- Items from a data source:

------------------------------------------------------------------------

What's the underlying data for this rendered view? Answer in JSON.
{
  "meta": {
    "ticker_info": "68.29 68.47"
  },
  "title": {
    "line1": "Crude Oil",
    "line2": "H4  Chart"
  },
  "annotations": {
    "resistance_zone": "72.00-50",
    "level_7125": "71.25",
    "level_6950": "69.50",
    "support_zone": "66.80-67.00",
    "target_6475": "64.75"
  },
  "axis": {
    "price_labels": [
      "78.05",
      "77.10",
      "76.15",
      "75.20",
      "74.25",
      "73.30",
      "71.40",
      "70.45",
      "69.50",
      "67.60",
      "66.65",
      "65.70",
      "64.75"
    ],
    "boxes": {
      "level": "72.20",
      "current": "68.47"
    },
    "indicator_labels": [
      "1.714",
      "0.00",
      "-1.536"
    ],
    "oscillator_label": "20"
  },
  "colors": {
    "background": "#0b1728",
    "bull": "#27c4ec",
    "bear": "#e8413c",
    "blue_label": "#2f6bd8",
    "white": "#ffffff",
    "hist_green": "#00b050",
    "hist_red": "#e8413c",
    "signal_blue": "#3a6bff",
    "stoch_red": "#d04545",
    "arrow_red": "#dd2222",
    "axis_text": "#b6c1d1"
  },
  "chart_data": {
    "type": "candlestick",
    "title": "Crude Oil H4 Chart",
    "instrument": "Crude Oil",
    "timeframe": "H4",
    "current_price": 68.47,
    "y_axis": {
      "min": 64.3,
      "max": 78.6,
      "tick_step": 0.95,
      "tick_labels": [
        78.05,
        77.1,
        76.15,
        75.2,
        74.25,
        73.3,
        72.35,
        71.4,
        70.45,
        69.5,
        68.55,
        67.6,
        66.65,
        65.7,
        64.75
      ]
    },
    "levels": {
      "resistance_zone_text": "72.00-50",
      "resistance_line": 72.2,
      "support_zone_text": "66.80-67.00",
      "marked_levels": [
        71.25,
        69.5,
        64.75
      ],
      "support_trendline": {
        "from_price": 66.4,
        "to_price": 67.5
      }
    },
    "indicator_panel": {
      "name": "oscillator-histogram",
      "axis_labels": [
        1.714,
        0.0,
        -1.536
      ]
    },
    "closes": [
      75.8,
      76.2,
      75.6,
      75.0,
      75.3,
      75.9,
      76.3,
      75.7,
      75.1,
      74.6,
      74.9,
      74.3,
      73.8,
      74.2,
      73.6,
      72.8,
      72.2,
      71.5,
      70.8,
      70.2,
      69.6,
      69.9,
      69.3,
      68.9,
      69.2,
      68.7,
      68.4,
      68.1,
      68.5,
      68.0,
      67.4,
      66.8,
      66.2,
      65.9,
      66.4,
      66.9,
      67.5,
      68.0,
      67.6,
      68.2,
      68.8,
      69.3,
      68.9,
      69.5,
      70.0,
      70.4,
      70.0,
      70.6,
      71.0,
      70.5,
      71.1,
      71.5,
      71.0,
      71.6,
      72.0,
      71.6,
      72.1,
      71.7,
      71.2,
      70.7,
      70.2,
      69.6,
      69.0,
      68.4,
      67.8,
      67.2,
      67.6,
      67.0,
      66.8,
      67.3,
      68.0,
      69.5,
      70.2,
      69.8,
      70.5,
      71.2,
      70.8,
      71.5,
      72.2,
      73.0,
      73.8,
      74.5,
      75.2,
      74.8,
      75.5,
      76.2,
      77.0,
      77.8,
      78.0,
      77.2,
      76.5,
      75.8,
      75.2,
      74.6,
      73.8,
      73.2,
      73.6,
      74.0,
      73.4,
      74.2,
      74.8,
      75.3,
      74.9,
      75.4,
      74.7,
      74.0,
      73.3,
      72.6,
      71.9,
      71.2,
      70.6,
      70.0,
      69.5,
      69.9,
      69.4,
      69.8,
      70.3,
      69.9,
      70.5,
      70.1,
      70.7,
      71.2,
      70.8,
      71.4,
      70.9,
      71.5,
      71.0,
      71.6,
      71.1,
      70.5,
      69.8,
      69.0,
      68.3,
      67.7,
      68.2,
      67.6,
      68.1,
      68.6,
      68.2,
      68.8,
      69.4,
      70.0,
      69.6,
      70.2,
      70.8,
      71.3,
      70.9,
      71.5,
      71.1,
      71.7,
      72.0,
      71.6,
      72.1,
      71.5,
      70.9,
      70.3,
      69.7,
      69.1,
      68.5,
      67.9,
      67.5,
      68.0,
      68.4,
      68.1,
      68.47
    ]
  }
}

------------------------------------------------------------------------

- Job:
Your task is to output the full set of records exactly as presented.

- Answer to this task:
What's the underlying data for this rendered view? Answer in JSON.
{
  "meta": {
    "ticker_info": "68.29 68.47"
  },
  "title": {
    "line1": "Crude Oil",
    "line2": "H4  Chart"
  },
  "annotations": {
    "resistance_zone": "72.00-50",
    "level_7125": "71.25",
    "level_6950": "69.50",
    "support_zone": "66.80-67.00",
    "target_6475": "64.75"
  },
  "axis": {
    "price_labels": [
      "78.05",
      "77.10",
      "76.15",
      "75.20",
      "74.25",
      "73.30",
      "71.40",
      "70.45",
      "69.50",
      "67.60",
      "66.65",
      "65.70",
      "64.75"
    ],
    "boxes": {
      "level": "72.20",
      "current": "68.47"
    },
    "indicator_labels": [
      "1.714",
      "0.00",
      "-1.536"
    ],
    "oscillator_label": "20"
  },
  "colors": {
    "background": "#0b1728",
    "bull": "#27c4ec",
    "bear": "#e8413c",
    "blue_label": "#2f6bd8",
    "white": "#ffffff",
    "hist_green": "#00b050",
    "hist_red": "#e8413c",
    "signal_blue": "#3a6bff",
    "stoch_red": "#d04545",
    "arrow_red": "#dd2222",
    "axis_text": "#b6c1d1"
  },
  "chart_data": {
    "type": "candlestick",
    "title": "Crude Oil H4 Chart",
    "instrument": "Crude Oil",
    "timeframe": "H4",
    "current_price": 68.47,
    "y_axis": {
      "min": 64.3,
      "max": 78.6,
      "tick_step": 0.95,
      "tick_labels": [
        78.05,
        77.1,
        76.15,
        75.2,
        74.25,
        73.3,
        72.35,
        71.4,
        70.45,
        69.5,
        68.55,
        67.6,
        66.65,
        65.7,
        64.75
      ]
    },
    "levels": {
      "resistance_zone_text": "72.00-50",
      "resistance_line": 72.2,
      "support_zone_text": "66.80-67.00",
      "marked_levels": [
        71.25,
        69.5,
        64.75
      ],
      "support_trendline": {
        "from_price": 66.4,
        "to_price": 67.5
      }
    },
    "indicator_panel": {
      "name": "oscillator-histogram",
      "axis_labels": [
        1.714,
        0.0,
        -1.536
      ]
    },
    "closes": [
      75.8,
      76.2,
      75.6,
      75.0,
      75.3,
      75.9,
      76.3,
      75.7,
      75.1,
      74.6,
      74.9,
      74.3,
      73.8,
      74.2,
      73.6,
      72.8,
      72.2,
      71.5,
      70.8,
      70.2,
      69.6,
      69.9,
      69.3,
      68.9,
      69.2,
      68.7,
      68.4,
      68.1,
      68.5,
      68.0,
      67.4,
      66.8,
      66.2,
      65.9,
      66.4,
      66.9,
      67.5,
      68.0,
      67.6,
      68.2,
      68.8,
      69.3,
      68.9,
      69.5,
      70.0,
      70.4,
      70.0,
      70.6,
      71.0,
      70.5,
      71.1,
      71.5,
      71.0,
      71.6,
      72.0,
      71.6,
      72.1,
      71.7,
      71.2,
      70.7,
      70.2,
      69.6,
      69.0,
      68.4,
      67.8,
      67.2,
      67.6,
      67.0,
      66.8,
      67.3,
      68.0,
      69.5,
      70.2,
      69.8,
      70.5,
      71.2,
      70.8,
      71.5,
      72.2,
      73.0,
      73.8,
      74.5,
      75.2,
      74.8,
      75.5,
      76.2,
      77.0,
      77.8,
      78.0,
      77.2,
      76.5,
      75.8,
      75.2,
      74.6,
      73.8,
      73.2,
      73.6,
      74.0,
      73.4,
      74.2,
      74.8,
      75.3,
      74.9,
      75.4,
      74.7,
      74.0,
      73.3,
      72.6,
      71.9,
      71.2,
      70.6,
      70.0,
      69.5,
      69.9,
      69.4,
      69.8,
      70.3,
      69.9,
      70.5,
      70.1,
      70.7,
      71.2,
      70.8,
      71.4,
      70.9,
      71.5,
      71.0,
      71.6,
      71.1,
      70.5,
      69.8,
      69.0,
      68.3,
      67.7,
      68.2,
      67.6,
      68.1,
      68.6,
      68.2,
      68.8,
      69.4,
      70.0,
      69.6,
      70.2,
      70.8,
      71.3,
      70.9,
      71.5,
      71.1,
      71.7,
      72.0,
      71.6,
      72.1,
      71.5,
      70.9,
      70.3,
      69.7,
      69.1,
      68.5,
      67.9,
      67.5,
      68.0,
      68.4,
      68.1,
      68.47
    ]
  }
}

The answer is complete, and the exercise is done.